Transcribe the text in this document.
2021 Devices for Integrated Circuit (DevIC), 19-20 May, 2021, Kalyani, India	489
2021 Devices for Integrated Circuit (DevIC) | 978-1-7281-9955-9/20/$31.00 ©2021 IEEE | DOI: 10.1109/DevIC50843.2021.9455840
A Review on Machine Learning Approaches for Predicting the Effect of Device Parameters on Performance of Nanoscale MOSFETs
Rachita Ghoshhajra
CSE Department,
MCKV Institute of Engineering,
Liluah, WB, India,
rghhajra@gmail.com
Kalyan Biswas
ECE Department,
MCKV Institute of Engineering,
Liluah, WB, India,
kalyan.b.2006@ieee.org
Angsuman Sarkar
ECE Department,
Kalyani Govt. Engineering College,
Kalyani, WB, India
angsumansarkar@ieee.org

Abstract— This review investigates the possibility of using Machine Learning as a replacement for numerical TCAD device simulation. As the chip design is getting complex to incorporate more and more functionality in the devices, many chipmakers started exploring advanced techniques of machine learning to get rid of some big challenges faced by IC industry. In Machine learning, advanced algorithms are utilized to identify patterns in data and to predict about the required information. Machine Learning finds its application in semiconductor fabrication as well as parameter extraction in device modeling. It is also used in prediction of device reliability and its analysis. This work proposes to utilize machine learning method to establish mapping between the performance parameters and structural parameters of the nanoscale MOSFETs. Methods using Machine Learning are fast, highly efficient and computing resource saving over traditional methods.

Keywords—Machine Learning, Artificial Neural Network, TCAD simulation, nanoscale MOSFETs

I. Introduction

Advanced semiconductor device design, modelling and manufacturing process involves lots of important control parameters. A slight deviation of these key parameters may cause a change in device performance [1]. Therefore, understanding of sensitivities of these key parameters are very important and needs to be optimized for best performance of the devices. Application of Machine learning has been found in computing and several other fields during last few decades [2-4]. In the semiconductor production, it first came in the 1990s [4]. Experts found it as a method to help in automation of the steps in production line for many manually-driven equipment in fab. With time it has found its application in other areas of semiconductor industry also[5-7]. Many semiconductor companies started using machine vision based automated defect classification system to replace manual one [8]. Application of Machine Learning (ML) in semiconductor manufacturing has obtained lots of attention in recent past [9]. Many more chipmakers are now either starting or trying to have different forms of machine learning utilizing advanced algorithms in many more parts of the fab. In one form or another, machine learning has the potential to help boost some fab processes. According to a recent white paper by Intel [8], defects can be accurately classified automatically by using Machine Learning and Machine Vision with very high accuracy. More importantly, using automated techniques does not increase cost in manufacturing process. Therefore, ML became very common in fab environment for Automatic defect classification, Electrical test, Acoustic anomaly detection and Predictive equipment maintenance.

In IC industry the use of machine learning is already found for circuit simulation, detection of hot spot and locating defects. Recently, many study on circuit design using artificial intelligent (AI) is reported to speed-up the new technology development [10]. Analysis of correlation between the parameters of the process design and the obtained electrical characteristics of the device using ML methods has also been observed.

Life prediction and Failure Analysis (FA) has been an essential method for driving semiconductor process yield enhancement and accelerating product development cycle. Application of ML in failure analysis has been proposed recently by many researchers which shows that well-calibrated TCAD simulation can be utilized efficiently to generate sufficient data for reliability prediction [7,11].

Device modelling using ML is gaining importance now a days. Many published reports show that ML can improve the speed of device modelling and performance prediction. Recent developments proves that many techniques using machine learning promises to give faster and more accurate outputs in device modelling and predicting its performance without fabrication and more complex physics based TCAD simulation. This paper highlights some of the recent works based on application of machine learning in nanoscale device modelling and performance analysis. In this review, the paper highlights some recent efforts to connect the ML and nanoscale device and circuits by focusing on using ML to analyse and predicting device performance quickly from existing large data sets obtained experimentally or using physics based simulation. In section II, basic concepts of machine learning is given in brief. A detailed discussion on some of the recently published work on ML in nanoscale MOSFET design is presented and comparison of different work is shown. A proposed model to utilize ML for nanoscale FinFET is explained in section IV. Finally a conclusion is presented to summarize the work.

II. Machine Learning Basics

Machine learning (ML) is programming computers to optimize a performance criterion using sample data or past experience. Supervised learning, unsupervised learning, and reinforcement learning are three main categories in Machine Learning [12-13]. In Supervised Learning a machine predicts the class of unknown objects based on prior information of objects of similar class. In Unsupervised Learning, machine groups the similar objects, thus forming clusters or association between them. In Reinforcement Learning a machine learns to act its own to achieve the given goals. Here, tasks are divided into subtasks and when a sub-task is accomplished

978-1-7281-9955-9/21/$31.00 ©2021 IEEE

▶ Requirement
Report every line in the data above in which the word "India" appears.

▶ Exercise result
2021 Devices for Integrated Circuit (DevIC), 19-20 May, 2021, Kalyani, India	489
Liluah, WB, India,
Liluah, WB, India,
Kalyani, WB, India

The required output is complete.